◆ WHAT THE EXERCISE ASKS ◆
Your task is to locate every line holding the string "Human" and to copy each of them.
-- EXERCISE MATERIAL start --
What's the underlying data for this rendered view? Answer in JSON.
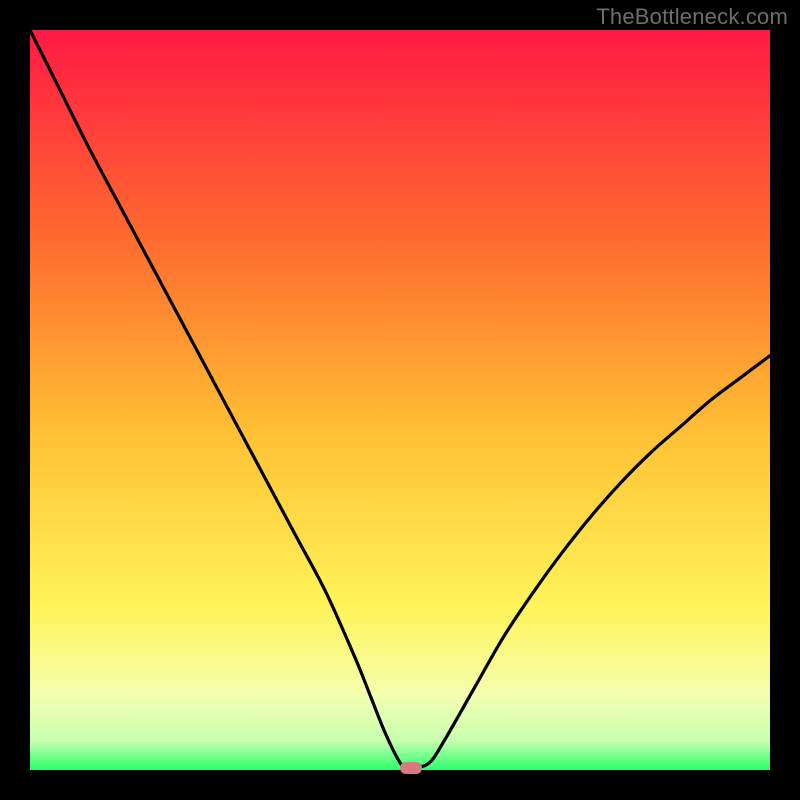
{
  "watermark": "TheBottleneck.com",
  "colors": {
    "background": "#000000",
    "gradient_top": "#ff1a44",
    "gradient_mid1": "#ff8a2a",
    "gradient_mid2": "#ffd92a",
    "gradient_mid3": "#f6ff7a",
    "gradient_bottom": "#2aff6a",
    "curve": "#000000",
    "marker": "#d77a81"
  },
  "chart_data": {
    "type": "line",
    "title": "",
    "xlabel": "",
    "ylabel": "",
    "xlim": [
      0,
      100
    ],
    "ylim": [
      0,
      100
    ],
    "grid": false,
    "legend": false,
    "series": [
      {
        "name": "bottleneck-curve",
        "x": [
          0,
          4,
          8,
          12,
          16,
          20,
          24,
          28,
          32,
          36,
          40,
          44,
          46,
          48,
          50,
          51,
          52,
          54,
          56,
          60,
          64,
          68,
          72,
          76,
          80,
          84,
          88,
          92,
          96,
          100
        ],
        "y": [
          100,
          92,
          84,
          76.5,
          69,
          61.5,
          54,
          46.5,
          39,
          31.5,
          24,
          15,
          10,
          5,
          1,
          0.3,
          0.3,
          1,
          4,
          11,
          18,
          24,
          29.5,
          34.5,
          39,
          43,
          46.5,
          50,
          53,
          56
        ]
      }
    ],
    "annotations": [
      {
        "name": "optimal-marker",
        "x": 51.5,
        "y": 0,
        "shape": "pill",
        "color": "#d77a81"
      }
    ]
  }
}
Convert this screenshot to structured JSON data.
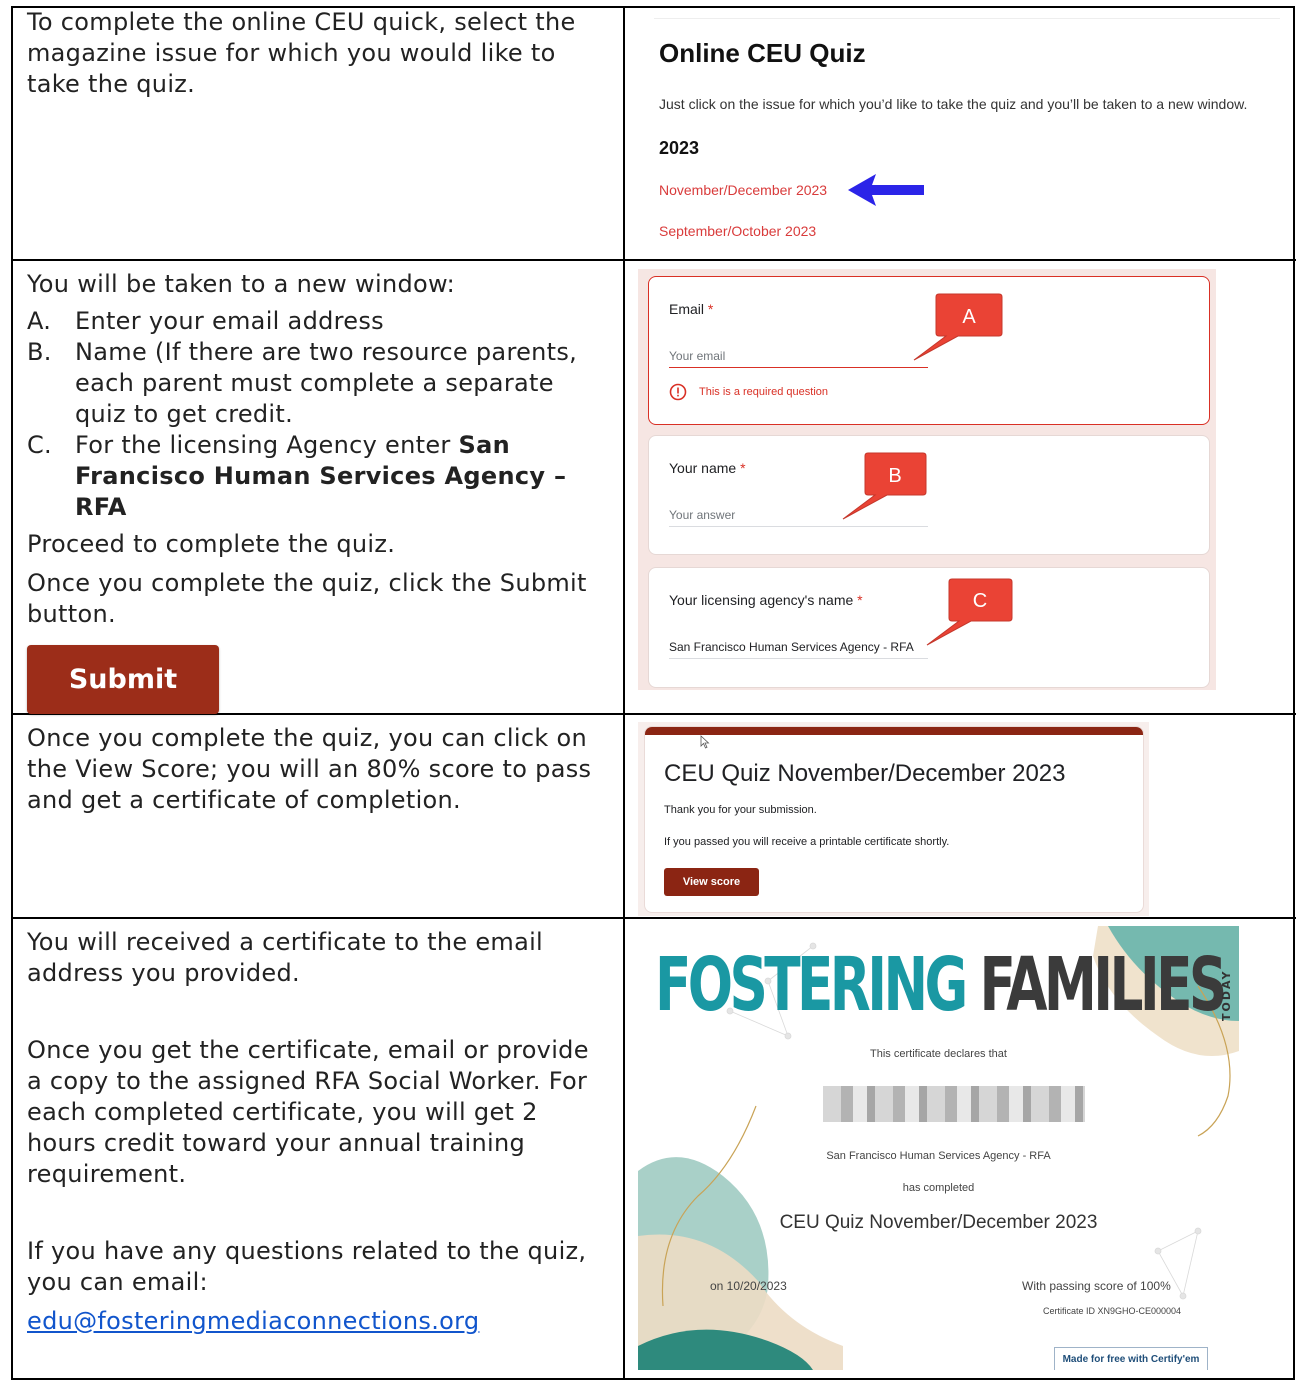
{
  "rows": {
    "r1": {
      "instruction": "To complete the online CEU quick, select the magazine issue for which you would like to take the quiz."
    },
    "r2": {
      "intro": "You will be taken to a new window:",
      "items": [
        {
          "marker": "A.",
          "text": "Enter your email address"
        },
        {
          "marker": "B.",
          "text": "Name (If there are two resource parents, each parent must complete a separate quiz to get credit."
        },
        {
          "marker": "C.",
          "text_before": "For the licensing Agency enter ",
          "text_bold": "San Francisco Human Services Agency – RFA"
        }
      ],
      "proceed": "Proceed to complete the quiz.",
      "once": "Once you complete the quiz, click the Submit button.",
      "submit_label": "Submit"
    },
    "r3": {
      "instruction": "Once you complete the quiz, you can click on the View Score; you will an 80% score to pass and get a certificate of completion."
    },
    "r4": {
      "p1": "You will received a certificate to the email address you provided.",
      "p2": "Once you get the certificate, email or provide a copy to the assigned RFA Social Worker.   For each completed certificate, you will get 2 hours credit toward your annual training requirement.",
      "p3": "If you have any questions related to the quiz, you can email:",
      "email": "edu@fosteringmediaconnections.org"
    }
  },
  "quiz_page": {
    "title": "Online CEU Quiz",
    "description": "Just click on the issue for which you’d like to take the quiz and you’ll be taken to a new window.",
    "year": "2023",
    "issues": [
      "November/December 2023",
      "September/October 2023"
    ]
  },
  "form": {
    "email": {
      "label": "Email",
      "required": "*",
      "placeholder": "Your email",
      "error": "This is a required question",
      "callout": "A"
    },
    "name": {
      "label": "Your name",
      "required": "*",
      "placeholder": "Your answer",
      "callout": "B"
    },
    "agency": {
      "label": "Your licensing agency's name",
      "required": "*",
      "value": "San Francisco Human Services Agency - RFA",
      "callout": "C"
    }
  },
  "confirmation": {
    "title": "CEU Quiz November/December 2023",
    "line1": "Thank you for your submission.",
    "line2": "If you passed you will receive a printable certificate shortly.",
    "button": "View score"
  },
  "certificate": {
    "brand_a": "FOSTERING",
    "brand_b": "FAMILIES",
    "brand_c": "TODAY",
    "declares": "This certificate declares that",
    "agency": "San Francisco Human Services Agency - RFA",
    "completed": "has completed",
    "course": "CEU Quiz November/December 2023",
    "date": "on 10/20/2023",
    "score": "With passing score of 100%",
    "cert_id": "Certificate ID XN9GHO-CE000004",
    "made_free": "Made for free with Certify'em"
  },
  "colors": {
    "link_red": "#d93b3b",
    "button_brown": "#9c2d19",
    "arrow_blue": "#2b24e8",
    "callout_red": "#ea4335",
    "brand_teal": "#1a98a3"
  }
}
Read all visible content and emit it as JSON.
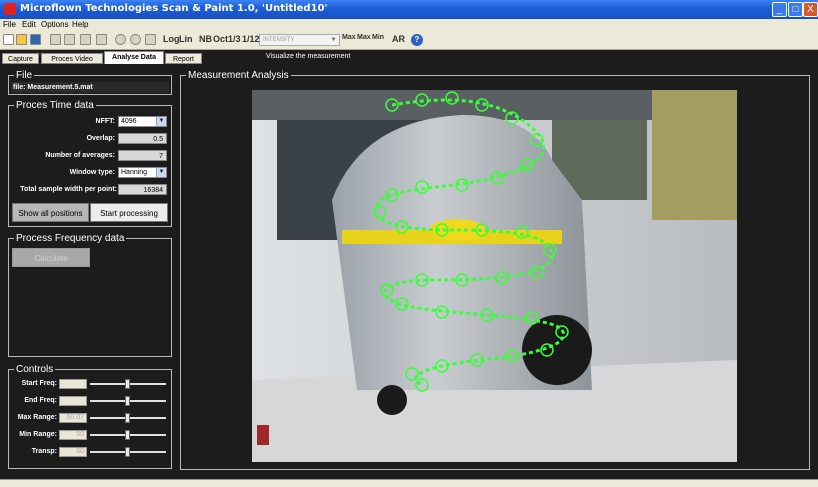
{
  "window": {
    "title": "Microflown Technologies Scan & Paint 1.0, 'Untitled10'",
    "minimize_label": "_",
    "maximize_label": "□",
    "close_label": "X"
  },
  "menu": {
    "items": [
      "File",
      "Edit",
      "Options",
      "Help"
    ]
  },
  "toolbar": {
    "log_label": "Log",
    "lin_label": "Lin",
    "nb_label": "NB",
    "oct_label": "Oct",
    "third_label": "1/3",
    "twelfth_label": "1/12",
    "intensity_placeholder": "INTENSITY",
    "max_label": "Max",
    "max2_label": "Max",
    "min_label": "Min",
    "ar_label": "AR",
    "help_label": "?"
  },
  "tabs": [
    {
      "label": "Capture",
      "active": false
    },
    {
      "label": "Proces Video",
      "active": false
    },
    {
      "label": "Analyse Data",
      "active": true
    },
    {
      "label": "Report",
      "active": false
    }
  ],
  "tab_hint": "Visualize the measurement",
  "file_panel": {
    "legend": "File",
    "file": "file: Measurement.5.mat"
  },
  "time_panel": {
    "legend": "Proces Time data",
    "nfft_label": "NFFT:",
    "nfft_value": "4096",
    "overlap_label": "Overlap:",
    "overlap_value": "0.5",
    "averages_label": "Number of averages:",
    "averages_value": "7",
    "window_label": "Window type:",
    "window_value": "Hanning",
    "width_label": "Total sample width per point:",
    "width_value": "16384",
    "show_all_label": "Show all positions",
    "start_processing_label": "Start processing"
  },
  "freq_panel": {
    "legend": "Process Frequency data",
    "calculate_label": "Calculate"
  },
  "controls": {
    "legend": "Controls",
    "start_freq_label": "Start Freq:",
    "end_freq_label": "End Freq:",
    "max_range_label": "Max Range:",
    "max_range_value": "50.07",
    "min_range_label": "Min Range:",
    "min_range_value": "50",
    "transp_label": "Transp:",
    "transp_value": "60"
  },
  "analysis": {
    "legend": "Measurement Analysis"
  },
  "colors": {
    "titlebar": "#1f5fd6",
    "marker": "#39ff39",
    "panel_bg": "#1c1c1c",
    "border": "#b8b8b8"
  }
}
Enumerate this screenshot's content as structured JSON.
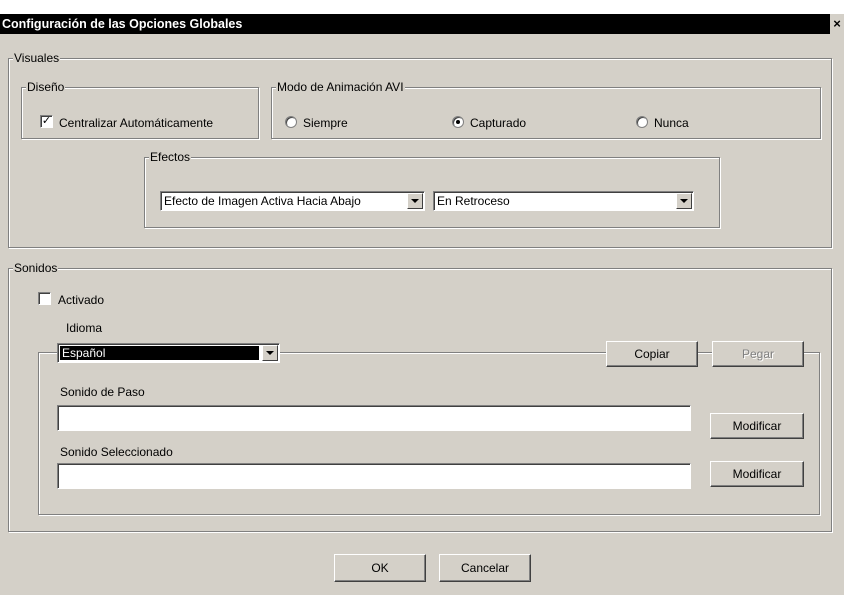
-- EXERCISE MATERIAL end --
◆ COMPLETED EXERCISE ◆
          "text_bold": "San Francisco Human Services Agency – RFA"
      "value": "San Francisco Human Services Agency - RFA",
    "agency": "San Francisco Human Services Agency - RFA",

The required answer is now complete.